(Dataset records)
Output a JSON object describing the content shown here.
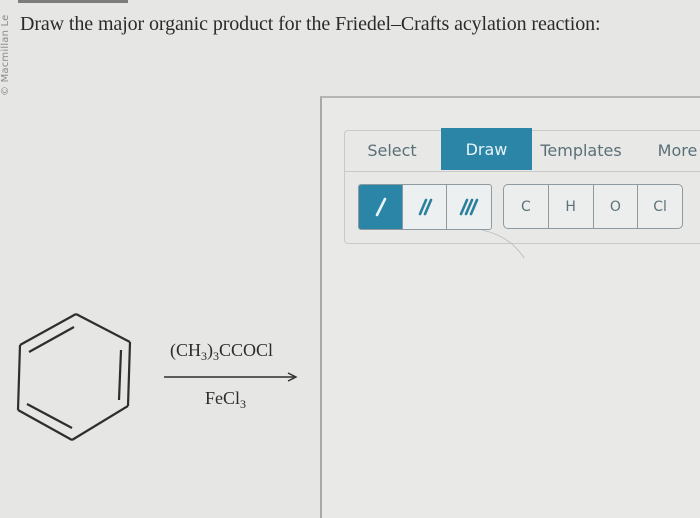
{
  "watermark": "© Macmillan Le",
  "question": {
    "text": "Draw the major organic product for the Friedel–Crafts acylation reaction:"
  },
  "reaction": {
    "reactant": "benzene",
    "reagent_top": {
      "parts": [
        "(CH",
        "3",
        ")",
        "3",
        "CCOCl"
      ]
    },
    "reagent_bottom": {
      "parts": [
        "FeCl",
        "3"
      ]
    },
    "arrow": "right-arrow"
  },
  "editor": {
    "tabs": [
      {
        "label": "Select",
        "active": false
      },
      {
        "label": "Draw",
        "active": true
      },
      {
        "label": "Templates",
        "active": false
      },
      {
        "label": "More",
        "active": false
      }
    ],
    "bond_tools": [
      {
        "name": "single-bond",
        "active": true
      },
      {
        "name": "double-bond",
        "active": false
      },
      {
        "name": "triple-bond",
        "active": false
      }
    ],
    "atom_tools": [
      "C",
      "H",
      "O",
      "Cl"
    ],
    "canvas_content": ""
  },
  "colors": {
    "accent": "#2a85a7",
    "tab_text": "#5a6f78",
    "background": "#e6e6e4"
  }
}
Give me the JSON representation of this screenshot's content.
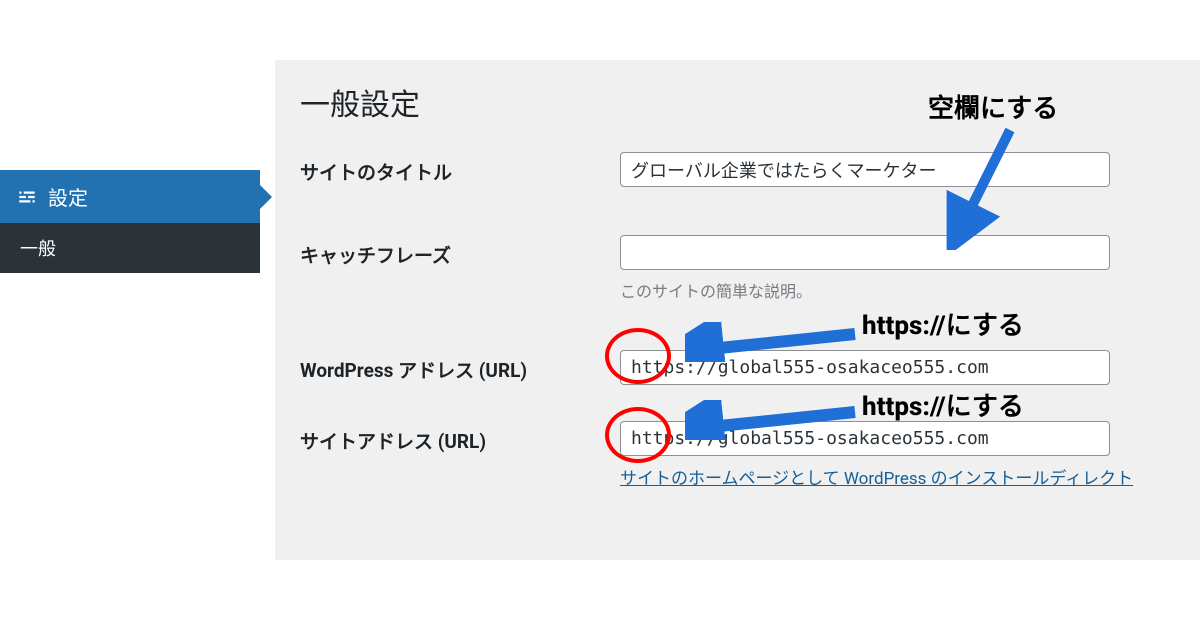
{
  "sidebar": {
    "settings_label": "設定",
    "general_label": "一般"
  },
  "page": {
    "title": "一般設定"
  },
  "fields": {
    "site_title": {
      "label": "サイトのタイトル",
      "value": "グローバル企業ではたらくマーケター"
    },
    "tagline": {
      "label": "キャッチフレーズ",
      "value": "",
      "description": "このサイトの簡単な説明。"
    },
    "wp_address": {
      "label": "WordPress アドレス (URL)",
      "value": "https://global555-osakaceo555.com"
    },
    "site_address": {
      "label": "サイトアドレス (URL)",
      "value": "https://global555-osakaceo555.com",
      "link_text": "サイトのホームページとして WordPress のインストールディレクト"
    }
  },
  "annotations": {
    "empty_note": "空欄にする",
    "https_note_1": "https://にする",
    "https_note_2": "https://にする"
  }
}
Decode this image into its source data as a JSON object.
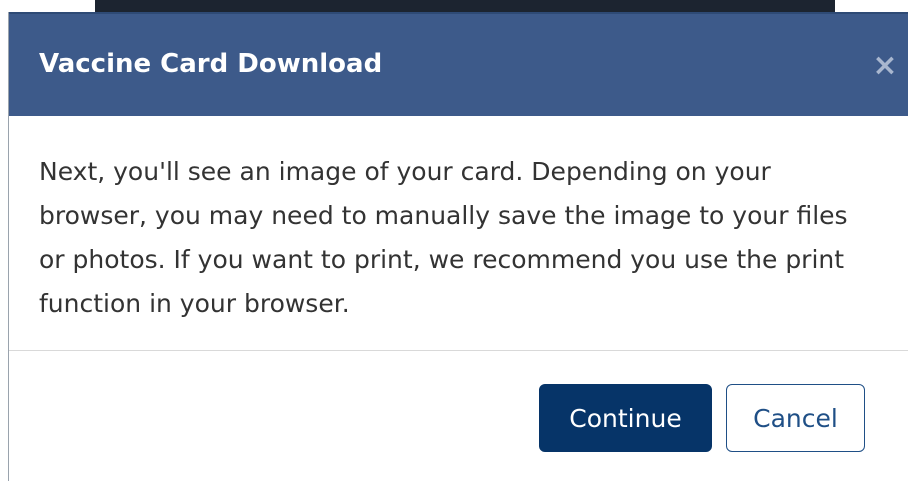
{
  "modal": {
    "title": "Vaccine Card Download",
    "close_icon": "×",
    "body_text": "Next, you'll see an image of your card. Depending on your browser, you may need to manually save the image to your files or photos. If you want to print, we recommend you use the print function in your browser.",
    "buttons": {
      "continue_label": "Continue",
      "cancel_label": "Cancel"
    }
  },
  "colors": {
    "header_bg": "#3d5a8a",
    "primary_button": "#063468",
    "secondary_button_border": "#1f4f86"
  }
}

Task to complete –
Repeat the material above in full and exactly, omitting the pictures.

Result of this exercise –
Output a JSON object describing the content shown here.
{
  "watermark": "© Macmillan Le",
  "question": {
    "text": "Draw the major organic product for the Friedel–Crafts acylation reaction:"
  },
  "reaction": {
    "reactant": "benzene",
    "reagent_top": {
      "parts": [
        "(CH",
        "3",
        ")",
        "3",
        "CCOCl"
      ]
    },
    "reagent_bottom": {
      "parts": [
        "FeCl",
        "3"
      ]
    },
    "arrow": "right-arrow"
  },
  "editor": {
    "tabs": [
      {
        "label": "Select",
        "active": false
      },
      {
        "label": "Draw",
        "active": true
      },
      {
        "label": "Templates",
        "active": false
      },
      {
        "label": "More",
        "active": false
      }
    ],
    "bond_tools": [
      {
        "name": "single-bond",
        "active": true
      },
      {
        "name": "double-bond",
        "active": false
      },
      {
        "name": "triple-bond",
        "active": false
      }
    ],
    "atom_tools": [
      "C",
      "H",
      "O",
      "Cl"
    ],
    "canvas_content": ""
  },
  "colors": {
    "accent": "#2a85a7",
    "tab_text": "#5a6f78",
    "background": "#e6e6e4"
  }
}
Give me the JSON representation of this screenshot's content.
{
  "sidebar": {
    "settings_label": "設定",
    "general_label": "一般"
  },
  "page": {
    "title": "一般設定"
  },
  "fields": {
    "site_title": {
      "label": "サイトのタイトル",
      "value": "グローバル企業ではたらくマーケター"
    },
    "tagline": {
      "label": "キャッチフレーズ",
      "value": "",
      "description": "このサイトの簡単な説明。"
    },
    "wp_address": {
      "label": "WordPress アドレス (URL)",
      "value": "https://global555-osakaceo555.com"
    },
    "site_address": {
      "label": "サイトアドレス (URL)",
      "value": "https://global555-osakaceo555.com",
      "link_text": "サイトのホームページとして WordPress のインストールディレクト"
    }
  },
  "annotations": {
    "empty_note": "空欄にする",
    "https_note_1": "https://にする",
    "https_note_2": "https://にする"
  }
}
Decode this image into its source data as a JSON object.
{
  "modal": {
    "title": "Vaccine Card Download",
    "close_icon": "×",
    "body_text": "Next, you'll see an image of your card. Depending on your browser, you may need to manually save the image to your files or photos. If you want to print, we recommend you use the print function in your browser.",
    "buttons": {
      "continue_label": "Continue",
      "cancel_label": "Cancel"
    }
  },
  "colors": {
    "header_bg": "#3d5a8a",
    "primary_button": "#063468",
    "secondary_button_border": "#1f4f86"
  }
}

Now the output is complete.